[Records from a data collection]

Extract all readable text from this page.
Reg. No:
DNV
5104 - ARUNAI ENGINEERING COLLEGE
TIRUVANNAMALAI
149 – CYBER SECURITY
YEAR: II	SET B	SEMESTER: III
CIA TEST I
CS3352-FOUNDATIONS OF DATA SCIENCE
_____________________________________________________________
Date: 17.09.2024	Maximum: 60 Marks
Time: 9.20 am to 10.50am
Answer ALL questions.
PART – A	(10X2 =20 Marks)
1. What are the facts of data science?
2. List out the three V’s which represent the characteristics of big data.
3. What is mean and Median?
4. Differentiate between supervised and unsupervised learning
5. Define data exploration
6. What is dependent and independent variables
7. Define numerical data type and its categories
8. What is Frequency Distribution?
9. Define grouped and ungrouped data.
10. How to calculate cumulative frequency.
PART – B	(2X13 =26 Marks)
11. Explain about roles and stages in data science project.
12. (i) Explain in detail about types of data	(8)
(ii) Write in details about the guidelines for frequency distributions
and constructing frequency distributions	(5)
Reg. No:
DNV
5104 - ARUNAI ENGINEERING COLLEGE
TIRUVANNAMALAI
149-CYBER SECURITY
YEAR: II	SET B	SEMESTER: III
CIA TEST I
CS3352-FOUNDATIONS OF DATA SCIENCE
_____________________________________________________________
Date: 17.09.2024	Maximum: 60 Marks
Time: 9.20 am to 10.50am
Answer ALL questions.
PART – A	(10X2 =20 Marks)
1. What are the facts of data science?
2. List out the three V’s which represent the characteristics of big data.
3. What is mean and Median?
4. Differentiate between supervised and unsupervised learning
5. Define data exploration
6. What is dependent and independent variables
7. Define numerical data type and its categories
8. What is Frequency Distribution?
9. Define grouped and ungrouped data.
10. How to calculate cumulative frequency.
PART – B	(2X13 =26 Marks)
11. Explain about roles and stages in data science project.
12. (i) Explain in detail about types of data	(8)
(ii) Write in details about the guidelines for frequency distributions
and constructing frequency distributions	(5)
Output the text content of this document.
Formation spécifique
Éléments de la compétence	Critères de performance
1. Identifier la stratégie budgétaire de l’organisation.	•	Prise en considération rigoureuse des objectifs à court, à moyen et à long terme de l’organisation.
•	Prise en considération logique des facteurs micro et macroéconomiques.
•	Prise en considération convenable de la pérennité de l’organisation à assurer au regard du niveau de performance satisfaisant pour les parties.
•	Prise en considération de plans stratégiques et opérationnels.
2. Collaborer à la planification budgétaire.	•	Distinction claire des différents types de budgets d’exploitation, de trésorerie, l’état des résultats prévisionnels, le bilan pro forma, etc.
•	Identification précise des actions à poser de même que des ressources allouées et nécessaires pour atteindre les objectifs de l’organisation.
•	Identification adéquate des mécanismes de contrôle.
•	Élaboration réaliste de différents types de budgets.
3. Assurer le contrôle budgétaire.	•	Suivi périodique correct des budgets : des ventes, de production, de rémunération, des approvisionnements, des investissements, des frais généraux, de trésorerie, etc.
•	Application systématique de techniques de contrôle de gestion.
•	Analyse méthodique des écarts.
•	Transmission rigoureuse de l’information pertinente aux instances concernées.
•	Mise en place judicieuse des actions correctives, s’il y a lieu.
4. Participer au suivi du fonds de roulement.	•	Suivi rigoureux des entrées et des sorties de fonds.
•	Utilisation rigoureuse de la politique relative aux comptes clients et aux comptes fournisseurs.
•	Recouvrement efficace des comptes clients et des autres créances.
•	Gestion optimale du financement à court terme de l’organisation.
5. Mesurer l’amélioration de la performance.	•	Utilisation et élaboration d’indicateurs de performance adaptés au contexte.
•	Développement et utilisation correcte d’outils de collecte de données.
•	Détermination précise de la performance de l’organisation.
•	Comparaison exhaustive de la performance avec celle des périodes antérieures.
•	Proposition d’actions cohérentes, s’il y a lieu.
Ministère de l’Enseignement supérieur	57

> **TASK DIRECTIONS**
Take the entries above and copy them out exactly.

> **ANSWER**
Extract all readable text from this page.
Reg. No:
DNV
5104 - ARUNAI ENGINEERING COLLEGE
TIRUVANNAMALAI
149 – CYBER SECURITY
YEAR: II	SET B	SEMESTER: III
CIA TEST I
CS3352-FOUNDATIONS OF DATA SCIENCE
_____________________________________________________________
Date: 17.09.2024	Maximum: 60 Marks
Time: 9.20 am to 10.50am
Answer ALL questions.
PART – A	(10X2 =20 Marks)
1. What are the facts of data science?
2. List out the three V’s which represent the characteristics of big data.
3. What is mean and Median?
4. Differentiate between supervised and unsupervised learning
5. Define data exploration
6. What is dependent and independent variables
7. Define numerical data type and its categories
8. What is Frequency Distribution?
9. Define grouped and ungrouped data.
10. How to calculate cumulative frequency.
PART – B	(2X13 =26 Marks)
11. Explain about roles and stages in data science project.
12. (i) Explain in detail about types of data	(8)
(ii) Write in details about the guidelines for frequency distributions
and constructing frequency distributions	(5)
Reg. No:
DNV
5104 - ARUNAI ENGINEERING COLLEGE
TIRUVANNAMALAI
149-CYBER SECURITY
YEAR: II	SET B	SEMESTER: III
CIA TEST I
CS3352-FOUNDATIONS OF DATA SCIENCE
_____________________________________________________________
Date: 17.09.2024	Maximum: 60 Marks
Time: 9.20 am to 10.50am
Answer ALL questions.
PART – A	(10X2 =20 Marks)
1. What are the facts of data science?
2. List out the three V’s which represent the characteristics of big data.
3. What is mean and Median?
4. Differentiate between supervised and unsupervised learning
5. Define data exploration
6. What is dependent and independent variables
7. Define numerical data type and its categories
8. What is Frequency Distribution?
9. Define grouped and ungrouped data.
10. How to calculate cumulative frequency.
PART – B	(2X13 =26 Marks)
11. Explain about roles and stages in data science project.
12. (i) Explain in detail about types of data	(8)
(ii) Write in details about the guidelines for frequency distributions
and constructing frequency distributions	(5)
Output the text content of this document.
Formation spécifique
Éléments de la compétence	Critères de performance
1. Identifier la stratégie budgétaire de l’organisation.	•	Prise en considération rigoureuse des objectifs à court, à moyen et à long terme de l’organisation.
•	Prise en considération logique des facteurs micro et macroéconomiques.
•	Prise en considération convenable de la pérennité de l’organisation à assurer au regard du niveau de performance satisfaisant pour les parties.
•	Prise en considération de plans stratégiques et opérationnels.
2. Collaborer à la planification budgétaire.	•	Distinction claire des différents types de budgets d’exploitation, de trésorerie, l’état des résultats prévisionnels, le bilan pro forma, etc.
•	Identification précise des actions à poser de même que des ressources allouées et nécessaires pour atteindre les objectifs de l’organisation.
•	Identification adéquate des mécanismes de contrôle.
•	Élaboration réaliste de différents types de budgets.
3. Assurer le contrôle budgétaire.	•	Suivi périodique correct des budgets : des ventes, de production, de rémunération, des approvisionnements, des investissements, des frais généraux, de trésorerie, etc.
•	Application systématique de techniques de contrôle de gestion.
•	Analyse méthodique des écarts.
•	Transmission rigoureuse de l’information pertinente aux instances concernées.
•	Mise en place judicieuse des actions correctives, s’il y a lieu.
4. Participer au suivi du fonds de roulement.	•	Suivi rigoureux des entrées et des sorties de fonds.
•	Utilisation rigoureuse de la politique relative aux comptes clients et aux comptes fournisseurs.
•	Recouvrement efficace des comptes clients et des autres créances.
•	Gestion optimale du financement à court terme de l’organisation.
5. Mesurer l’amélioration de la performance.	•	Utilisation et élaboration d’indicateurs de performance adaptés au contexte.
•	Développement et utilisation correcte d’outils de collecte de données.
•	Détermination précise de la performance de l’organisation.
•	Comparaison exhaustive de la performance avec celle des périodes antérieures.
•	Proposition d’actions cohérentes, s’il y a lieu.
Ministère de l’Enseignement supérieur	57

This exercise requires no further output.